Write the records below out again exactly as given, with no images.

-- Start of Supplied material --

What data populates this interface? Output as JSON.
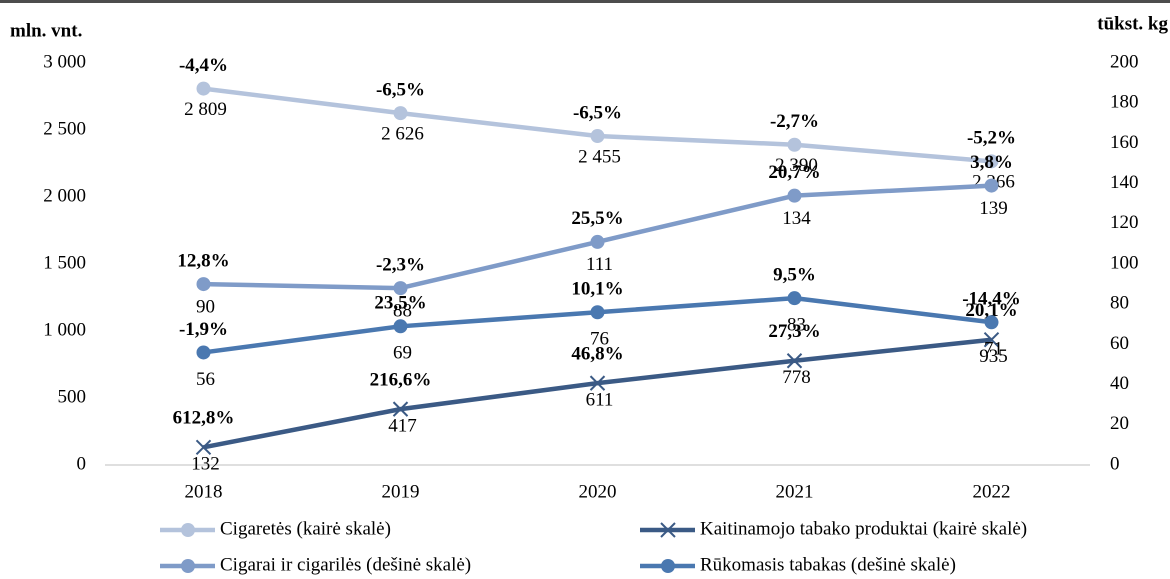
{
  "chart_data": {
    "type": "line",
    "y_label": "mln. vnt.",
    "y2_label": "tūkst. kg",
    "categories": [
      "2018",
      "2019",
      "2020",
      "2021",
      "2022"
    ],
    "ylim": [
      0,
      3000
    ],
    "yticks": [
      0,
      500,
      {
        "value": 1000,
        "label": "1 000"
      },
      {
        "value": 1500,
        "label": "1 500"
      },
      {
        "value": 2000,
        "label": "2 000"
      },
      {
        "value": 2500,
        "label": "2 500"
      },
      {
        "value": 3000,
        "label": "3 000"
      }
    ],
    "y2lim": [
      0,
      200
    ],
    "y2ticks": [
      0,
      20,
      40,
      60,
      80,
      100,
      120,
      140,
      160,
      180,
      200
    ],
    "series": [
      {
        "name": "Cigaretės (kairė skalė)",
        "color": "#b4c3dc",
        "marker": "circle",
        "values": [
          2809,
          2626,
          2455,
          2390,
          2266
        ],
        "value_labels": [
          "2 809",
          "2 626",
          "2 455",
          "2 390",
          "2 266"
        ],
        "changes": [
          "-4,4%",
          "-6,5%",
          "-6,5%",
          "-2,7%",
          "-5,2%"
        ]
      },
      {
        "name": "Kaitinamojo tabako produktai (kairė skalė)",
        "color": "#3b5a85",
        "marker": "x",
        "values": [
          132,
          417,
          611,
          778,
          935
        ],
        "changes": [
          "612,8%",
          "216,6%",
          "46,8%",
          "27,3%",
          "20,1%"
        ]
      },
      {
        "name": "Cigarai ir cigarilės (dešinė skalė)",
        "color": "#7f9bc8",
        "marker": "circle",
        "axis": "y2",
        "values": [
          90,
          88,
          111,
          134,
          139
        ],
        "changes": [
          "12,8%",
          "-2,3%",
          "25,5%",
          "20,7%",
          "3,8%"
        ]
      },
      {
        "name": "Rūkomasis tabakas  (dešinė skalė)",
        "color": "#4a78b0",
        "marker": "circle",
        "axis": "y2",
        "values": [
          56,
          69,
          76,
          83,
          71
        ],
        "changes": [
          "-1,9%",
          "23,5%",
          "10,1%",
          "9,5%",
          "-14,4%"
        ]
      }
    ]
  }
}
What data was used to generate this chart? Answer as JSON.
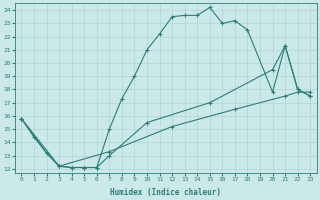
{
  "xlabel": "Humidex (Indice chaleur)",
  "xlim": [
    -0.5,
    23.5
  ],
  "ylim": [
    11.7,
    24.5
  ],
  "xticks": [
    0,
    1,
    2,
    3,
    4,
    5,
    6,
    7,
    8,
    9,
    10,
    11,
    12,
    13,
    14,
    15,
    16,
    17,
    18,
    19,
    20,
    21,
    22,
    23
  ],
  "yticks": [
    12,
    13,
    14,
    15,
    16,
    17,
    18,
    19,
    20,
    21,
    22,
    23,
    24
  ],
  "bg_color": "#cce9e9",
  "line_color": "#2d7d75",
  "grid_color": "#aed4d4",
  "line1_x": [
    0,
    1,
    2,
    3,
    4,
    5,
    6,
    7,
    8,
    9,
    10,
    11,
    12,
    13,
    14,
    15,
    16,
    17,
    18,
    20,
    21,
    22,
    23
  ],
  "line1_y": [
    15.8,
    14.4,
    13.2,
    12.2,
    12.1,
    12.1,
    12.1,
    15.0,
    17.3,
    19.0,
    21.0,
    22.2,
    23.5,
    23.6,
    23.6,
    24.2,
    23.0,
    23.2,
    22.5,
    17.8,
    21.3,
    18.0,
    17.5
  ],
  "line2_x": [
    0,
    2,
    3,
    4,
    5,
    6,
    7,
    10,
    15,
    20,
    21,
    22,
    23
  ],
  "line2_y": [
    15.8,
    13.2,
    12.2,
    12.1,
    12.1,
    12.1,
    13.0,
    15.5,
    17.0,
    19.5,
    21.3,
    18.0,
    17.5
  ],
  "line3_x": [
    0,
    3,
    7,
    12,
    17,
    21,
    22,
    23
  ],
  "line3_y": [
    15.8,
    12.2,
    13.3,
    15.2,
    16.5,
    17.5,
    17.8,
    17.8
  ]
}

-- End of Supplied material --

■ Result for this task
What data populates this interface? Output as JSON.
{
  "chart_data": {
    "type": "line",
    "y_label": "mln. vnt.",
    "y2_label": "tūkst. kg",
    "categories": [
      "2018",
      "2019",
      "2020",
      "2021",
      "2022"
    ],
    "ylim": [
      0,
      3000
    ],
    "yticks": [
      0,
      500,
      {
        "value": 1000,
        "label": "1 000"
      },
      {
        "value": 1500,
        "label": "1 500"
      },
      {
        "value": 2000,
        "label": "2 000"
      },
      {
        "value": 2500,
        "label": "2 500"
      },
      {
        "value": 3000,
        "label": "3 000"
      }
    ],
    "y2lim": [
      0,
      200
    ],
    "y2ticks": [
      0,
      20,
      40,
      60,
      80,
      100,
      120,
      140,
      160,
      180,
      200
    ],
    "series": [
      {
        "name": "Cigaretės (kairė skalė)",
        "color": "#b4c3dc",
        "marker": "circle",
        "values": [
          2809,
          2626,
          2455,
          2390,
          2266
        ],
        "value_labels": [
          "2 809",
          "2 626",
          "2 455",
          "2 390",
          "2 266"
        ],
        "changes": [
          "-4,4%",
          "-6,5%",
          "-6,5%",
          "-2,7%",
          "-5,2%"
        ]
      },
      {
        "name": "Kaitinamojo tabako produktai (kairė skalė)",
        "color": "#3b5a85",
        "marker": "x",
        "values": [
          132,
          417,
          611,
          778,
          935
        ],
        "changes": [
          "612,8%",
          "216,6%",
          "46,8%",
          "27,3%",
          "20,1%"
        ]
      },
      {
        "name": "Cigarai ir cigarilės (dešinė skalė)",
        "color": "#7f9bc8",
        "marker": "circle",
        "axis": "y2",
        "values": [
          90,
          88,
          111,
          134,
          139
        ],
        "changes": [
          "12,8%",
          "-2,3%",
          "25,5%",
          "20,7%",
          "3,8%"
        ]
      },
      {
        "name": "Rūkomasis tabakas  (dešinė skalė)",
        "color": "#4a78b0",
        "marker": "circle",
        "axis": "y2",
        "values": [
          56,
          69,
          76,
          83,
          71
        ],
        "changes": [
          "-1,9%",
          "23,5%",
          "10,1%",
          "9,5%",
          "-14,4%"
        ]
      }
    ]
  }
}
What data was used to generate this chart? Answer as JSON.
{
  "xlabel": "Humidex (Indice chaleur)",
  "xlim": [
    -0.5,
    23.5
  ],
  "ylim": [
    11.7,
    24.5
  ],
  "xticks": [
    0,
    1,
    2,
    3,
    4,
    5,
    6,
    7,
    8,
    9,
    10,
    11,
    12,
    13,
    14,
    15,
    16,
    17,
    18,
    19,
    20,
    21,
    22,
    23
  ],
  "yticks": [
    12,
    13,
    14,
    15,
    16,
    17,
    18,
    19,
    20,
    21,
    22,
    23,
    24
  ],
  "bg_color": "#cce9e9",
  "line_color": "#2d7d75",
  "grid_color": "#aed4d4",
  "line1_x": [
    0,
    1,
    2,
    3,
    4,
    5,
    6,
    7,
    8,
    9,
    10,
    11,
    12,
    13,
    14,
    15,
    16,
    17,
    18,
    20,
    21,
    22,
    23
  ],
  "line1_y": [
    15.8,
    14.4,
    13.2,
    12.2,
    12.1,
    12.1,
    12.1,
    15.0,
    17.3,
    19.0,
    21.0,
    22.2,
    23.5,
    23.6,
    23.6,
    24.2,
    23.0,
    23.2,
    22.5,
    17.8,
    21.3,
    18.0,
    17.5
  ],
  "line2_x": [
    0,
    2,
    3,
    4,
    5,
    6,
    7,
    10,
    15,
    20,
    21,
    22,
    23
  ],
  "line2_y": [
    15.8,
    13.2,
    12.2,
    12.1,
    12.1,
    12.1,
    13.0,
    15.5,
    17.0,
    19.5,
    21.3,
    18.0,
    17.5
  ],
  "line3_x": [
    0,
    3,
    7,
    12,
    17,
    21,
    22,
    23
  ],
  "line3_y": [
    15.8,
    12.2,
    13.3,
    15.2,
    16.5,
    17.5,
    17.8,
    17.8
  ]
}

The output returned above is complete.